### Your task
Copy out all the entries word for word.

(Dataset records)
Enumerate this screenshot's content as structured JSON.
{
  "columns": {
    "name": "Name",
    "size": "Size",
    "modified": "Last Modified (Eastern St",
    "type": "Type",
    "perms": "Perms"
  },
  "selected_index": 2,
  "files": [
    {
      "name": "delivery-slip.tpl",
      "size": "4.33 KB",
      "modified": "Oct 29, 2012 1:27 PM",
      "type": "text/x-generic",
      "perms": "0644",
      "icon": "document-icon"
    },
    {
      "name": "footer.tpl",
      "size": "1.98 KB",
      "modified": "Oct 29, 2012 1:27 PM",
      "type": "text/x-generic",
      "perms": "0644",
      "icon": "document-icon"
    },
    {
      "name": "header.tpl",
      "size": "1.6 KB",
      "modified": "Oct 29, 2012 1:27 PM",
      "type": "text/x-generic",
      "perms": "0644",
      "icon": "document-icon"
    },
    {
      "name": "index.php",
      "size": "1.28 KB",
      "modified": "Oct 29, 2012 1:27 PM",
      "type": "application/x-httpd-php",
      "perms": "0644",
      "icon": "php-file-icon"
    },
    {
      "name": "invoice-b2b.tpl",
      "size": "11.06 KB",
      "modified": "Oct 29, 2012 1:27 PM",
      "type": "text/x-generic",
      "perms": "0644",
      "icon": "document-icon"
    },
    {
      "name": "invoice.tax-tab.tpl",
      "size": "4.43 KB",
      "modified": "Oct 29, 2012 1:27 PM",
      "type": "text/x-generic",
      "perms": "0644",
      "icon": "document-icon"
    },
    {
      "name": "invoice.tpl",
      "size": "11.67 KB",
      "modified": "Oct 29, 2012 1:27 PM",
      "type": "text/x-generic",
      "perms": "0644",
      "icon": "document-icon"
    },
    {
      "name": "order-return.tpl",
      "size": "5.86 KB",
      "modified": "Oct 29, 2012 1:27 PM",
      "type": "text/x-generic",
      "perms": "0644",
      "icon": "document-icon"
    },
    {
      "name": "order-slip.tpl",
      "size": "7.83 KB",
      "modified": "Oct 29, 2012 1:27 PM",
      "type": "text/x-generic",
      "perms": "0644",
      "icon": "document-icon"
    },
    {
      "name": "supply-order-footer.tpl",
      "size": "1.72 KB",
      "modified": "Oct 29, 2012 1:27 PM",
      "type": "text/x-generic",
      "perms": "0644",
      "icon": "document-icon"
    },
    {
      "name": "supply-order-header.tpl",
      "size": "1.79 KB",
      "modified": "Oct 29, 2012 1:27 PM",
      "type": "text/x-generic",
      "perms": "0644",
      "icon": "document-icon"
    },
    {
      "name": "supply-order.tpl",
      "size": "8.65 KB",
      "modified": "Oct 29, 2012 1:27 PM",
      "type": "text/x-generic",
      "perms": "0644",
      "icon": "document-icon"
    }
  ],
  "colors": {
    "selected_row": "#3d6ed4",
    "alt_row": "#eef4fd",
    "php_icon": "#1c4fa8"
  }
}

### Correct response
Enumerate this screenshot's content as structured JSON.
{
  "columns": {
    "name": "Name",
    "size": "Size",
    "modified": "Last Modified (Eastern St",
    "type": "Type",
    "perms": "Perms"
  },
  "selected_index": 2,
  "files": [
    {
      "name": "delivery-slip.tpl",
      "size": "4.33 KB",
      "modified": "Oct 29, 2012 1:27 PM",
      "type": "text/x-generic",
      "perms": "0644",
      "icon": "document-icon"
    },
    {
      "name": "footer.tpl",
      "size": "1.98 KB",
      "modified": "Oct 29, 2012 1:27 PM",
      "type": "text/x-generic",
      "perms": "0644",
      "icon": "document-icon"
    },
    {
      "name": "header.tpl",
      "size": "1.6 KB",
      "modified": "Oct 29, 2012 1:27 PM",
      "type": "text/x-generic",
      "perms": "0644",
      "icon": "document-icon"
    },
    {
      "name": "index.php",
      "size": "1.28 KB",
      "modified": "Oct 29, 2012 1:27 PM",
      "type": "application/x-httpd-php",
      "perms": "0644",
      "icon": "php-file-icon"
    },
    {
      "name": "invoice-b2b.tpl",
      "size": "11.06 KB",
      "modified": "Oct 29, 2012 1:27 PM",
      "type": "text/x-generic",
      "perms": "0644",
      "icon": "document-icon"
    },
    {
      "name": "invoice.tax-tab.tpl",
      "size": "4.43 KB",
      "modified": "Oct 29, 2012 1:27 PM",
      "type": "text/x-generic",
      "perms": "0644",
      "icon": "document-icon"
    },
    {
      "name": "invoice.tpl",
      "size": "11.67 KB",
      "modified": "Oct 29, 2012 1:27 PM",
      "type": "text/x-generic",
      "perms": "0644",
      "icon": "document-icon"
    },
    {
      "name": "order-return.tpl",
      "size": "5.86 KB",
      "modified": "Oct 29, 2012 1:27 PM",
      "type": "text/x-generic",
      "perms": "0644",
      "icon": "document-icon"
    },
    {
      "name": "order-slip.tpl",
      "size": "7.83 KB",
      "modified": "Oct 29, 2012 1:27 PM",
      "type": "text/x-generic",
      "perms": "0644",
      "icon": "document-icon"
    },
    {
      "name": "supply-order-footer.tpl",
      "size": "1.72 KB",
      "modified": "Oct 29, 2012 1:27 PM",
      "type": "text/x-generic",
      "perms": "0644",
      "icon": "document-icon"
    },
    {
      "name": "supply-order-header.tpl",
      "size": "1.79 KB",
      "modified": "Oct 29, 2012 1:27 PM",
      "type": "text/x-generic",
      "perms": "0644",
      "icon": "document-icon"
    },
    {
      "name": "supply-order.tpl",
      "size": "8.65 KB",
      "modified": "Oct 29, 2012 1:27 PM",
      "type": "text/x-generic",
      "perms": "0644",
      "icon": "document-icon"
    }
  ],
  "colors": {
    "selected_row": "#3d6ed4",
    "alt_row": "#eef4fd",
    "php_icon": "#1c4fa8"
  }
}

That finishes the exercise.